**Work required**:
Each line of the material must be returned exactly.

* begin Listing *

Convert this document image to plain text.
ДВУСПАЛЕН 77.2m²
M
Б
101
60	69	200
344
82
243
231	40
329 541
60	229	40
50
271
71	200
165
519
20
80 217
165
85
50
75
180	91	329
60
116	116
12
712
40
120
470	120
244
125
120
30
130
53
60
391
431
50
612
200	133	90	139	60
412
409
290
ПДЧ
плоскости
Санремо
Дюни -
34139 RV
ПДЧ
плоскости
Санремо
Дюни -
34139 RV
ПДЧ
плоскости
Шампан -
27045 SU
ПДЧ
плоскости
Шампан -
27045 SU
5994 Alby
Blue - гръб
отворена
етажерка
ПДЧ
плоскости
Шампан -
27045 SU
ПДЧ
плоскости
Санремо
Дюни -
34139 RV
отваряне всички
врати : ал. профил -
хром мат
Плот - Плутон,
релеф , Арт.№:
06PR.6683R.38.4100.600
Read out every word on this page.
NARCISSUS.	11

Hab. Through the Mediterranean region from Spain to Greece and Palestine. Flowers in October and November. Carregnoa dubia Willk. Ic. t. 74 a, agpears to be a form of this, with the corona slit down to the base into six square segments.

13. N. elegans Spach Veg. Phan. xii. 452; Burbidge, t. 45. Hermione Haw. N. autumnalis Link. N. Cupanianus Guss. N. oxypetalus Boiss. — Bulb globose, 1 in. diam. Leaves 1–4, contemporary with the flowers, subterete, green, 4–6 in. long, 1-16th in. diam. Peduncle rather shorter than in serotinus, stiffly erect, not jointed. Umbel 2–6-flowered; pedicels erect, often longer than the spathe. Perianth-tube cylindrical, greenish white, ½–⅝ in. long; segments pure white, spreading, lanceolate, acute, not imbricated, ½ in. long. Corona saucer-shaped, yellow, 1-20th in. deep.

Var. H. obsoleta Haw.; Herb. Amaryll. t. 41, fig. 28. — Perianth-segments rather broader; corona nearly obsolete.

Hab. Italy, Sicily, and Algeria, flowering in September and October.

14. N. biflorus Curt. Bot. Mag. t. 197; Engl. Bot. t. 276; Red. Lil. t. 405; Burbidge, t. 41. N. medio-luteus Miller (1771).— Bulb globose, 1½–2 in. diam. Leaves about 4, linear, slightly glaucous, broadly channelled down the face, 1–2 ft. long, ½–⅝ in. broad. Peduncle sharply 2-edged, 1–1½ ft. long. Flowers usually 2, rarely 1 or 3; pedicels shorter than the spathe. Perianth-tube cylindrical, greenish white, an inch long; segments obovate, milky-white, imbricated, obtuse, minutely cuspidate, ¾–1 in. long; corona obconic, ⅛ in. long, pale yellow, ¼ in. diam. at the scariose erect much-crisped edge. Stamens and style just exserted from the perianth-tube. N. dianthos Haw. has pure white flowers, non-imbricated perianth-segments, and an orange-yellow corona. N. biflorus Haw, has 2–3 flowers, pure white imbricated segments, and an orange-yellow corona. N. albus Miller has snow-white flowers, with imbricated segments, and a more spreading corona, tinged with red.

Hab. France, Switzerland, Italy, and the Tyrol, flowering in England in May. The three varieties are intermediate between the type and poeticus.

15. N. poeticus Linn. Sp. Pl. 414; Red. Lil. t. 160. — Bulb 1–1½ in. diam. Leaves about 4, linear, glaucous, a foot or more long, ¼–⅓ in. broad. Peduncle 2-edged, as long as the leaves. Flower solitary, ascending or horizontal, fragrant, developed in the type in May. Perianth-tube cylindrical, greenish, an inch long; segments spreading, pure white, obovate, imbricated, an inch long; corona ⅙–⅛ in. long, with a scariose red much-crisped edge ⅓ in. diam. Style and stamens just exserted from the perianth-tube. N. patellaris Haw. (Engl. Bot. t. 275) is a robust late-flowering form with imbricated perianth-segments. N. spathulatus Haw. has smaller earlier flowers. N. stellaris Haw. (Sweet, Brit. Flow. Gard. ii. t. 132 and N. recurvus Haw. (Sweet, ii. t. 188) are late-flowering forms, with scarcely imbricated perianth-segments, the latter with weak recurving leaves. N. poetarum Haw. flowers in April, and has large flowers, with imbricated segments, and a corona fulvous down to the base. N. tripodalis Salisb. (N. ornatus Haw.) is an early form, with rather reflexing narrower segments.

* end Listing *

**Finished answer**:
Convert this document image to plain text.
ДВУСПАЛЕН 77.2m²
M
Б
101
60	69	200
344
82
243
231	40
329 541
60	229	40
50
271
71	200
165
519
20
80 217
165
85
50
75
180	91	329
60
116	116
12
712
40
120
470	120
244
125
120
30
130
53
60
391
431
50
612
200	133	90	139	60
412
409
290
ПДЧ
плоскости
Санремо
Дюни -
34139 RV
ПДЧ
плоскости
Санремо
Дюни -
34139 RV
ПДЧ
плоскости
Шампан -
27045 SU
ПДЧ
плоскости
Шампан -
27045 SU
5994 Alby
Blue - гръб
отворена
етажерка
ПДЧ
плоскости
Шампан -
27045 SU
ПДЧ
плоскости
Санремо
Дюни -
34139 RV
отваряне всички
врати : ал. профил -
хром мат
Плот - Плутон,
релеф , Арт.№:
06PR.6683R.38.4100.600
Read out every word on this page.
NARCISSUS.	11

Hab. Through the Mediterranean region from Spain to Greece and Palestine. Flowers in October and November. Carregnoa dubia Willk. Ic. t. 74 a, agpears to be a form of this, with the corona slit down to the base into six square segments.

13. N. elegans Spach Veg. Phan. xii. 452; Burbidge, t. 45. Hermione Haw. N. autumnalis Link. N. Cupanianus Guss. N. oxypetalus Boiss. — Bulb globose, 1 in. diam. Leaves 1–4, contemporary with the flowers, subterete, green, 4–6 in. long, 1-16th in. diam. Peduncle rather shorter than in serotinus, stiffly erect, not jointed. Umbel 2–6-flowered; pedicels erect, often longer than the spathe. Perianth-tube cylindrical, greenish white, ½–⅝ in. long; segments pure white, spreading, lanceolate, acute, not imbricated, ½ in. long. Corona saucer-shaped, yellow, 1-20th in. deep.

Var. H. obsoleta Haw.; Herb. Amaryll. t. 41, fig. 28. — Perianth-segments rather broader; corona nearly obsolete.

Hab. Italy, Sicily, and Algeria, flowering in September and October.

14. N. biflorus Curt. Bot. Mag. t. 197; Engl. Bot. t. 276; Red. Lil. t. 405; Burbidge, t. 41. N. medio-luteus Miller (1771).— Bulb globose, 1½–2 in. diam. Leaves about 4, linear, slightly glaucous, broadly channelled down the face, 1–2 ft. long, ½–⅝ in. broad. Peduncle sharply 2-edged, 1–1½ ft. long. Flowers usually 2, rarely 1 or 3; pedicels shorter than the spathe. Perianth-tube cylindrical, greenish white, an inch long; segments obovate, milky-white, imbricated, obtuse, minutely cuspidate, ¾–1 in. long; corona obconic, ⅛ in. long, pale yellow, ¼ in. diam. at the scariose erect much-crisped edge. Stamens and style just exserted from the perianth-tube. N. dianthos Haw. has pure white flowers, non-imbricated perianth-segments, and an orange-yellow corona. N. biflorus Haw, has 2–3 flowers, pure white imbricated segments, and an orange-yellow corona. N. albus Miller has snow-white flowers, with imbricated segments, and a more spreading corona, tinged with red.

Hab. France, Switzerland, Italy, and the Tyrol, flowering in England in May. The three varieties are intermediate between the type and poeticus.

15. N. poeticus Linn. Sp. Pl. 414; Red. Lil. t. 160. — Bulb 1–1½ in. diam. Leaves about 4, linear, glaucous, a foot or more long, ¼–⅓ in. broad. Peduncle 2-edged, as long as the leaves. Flower solitary, ascending or horizontal, fragrant, developed in the type in May. Perianth-tube cylindrical, greenish, an inch long; segments spreading, pure white, obovate, imbricated, an inch long; corona ⅙–⅛ in. long, with a scariose red much-crisped edge ⅓ in. diam. Style and stamens just exserted from the perianth-tube. N. patellaris Haw. (Engl. Bot. t. 275) is a robust late-flowering form with imbricated perianth-segments. N. spathulatus Haw. has smaller earlier flowers. N. stellaris Haw. (Sweet, Brit. Flow. Gard. ii. t. 132 and N. recurvus Haw. (Sweet, ii. t. 188) are late-flowering forms, with scarcely imbricated perianth-segments, the latter with weak recurving leaves. N. poetarum Haw. flowers in April, and has large flowers, with imbricated segments, and a corona fulvous down to the base. N. tripodalis Salisb. (N. ornatus Haw.) is an early form, with rather reflexing narrower segments.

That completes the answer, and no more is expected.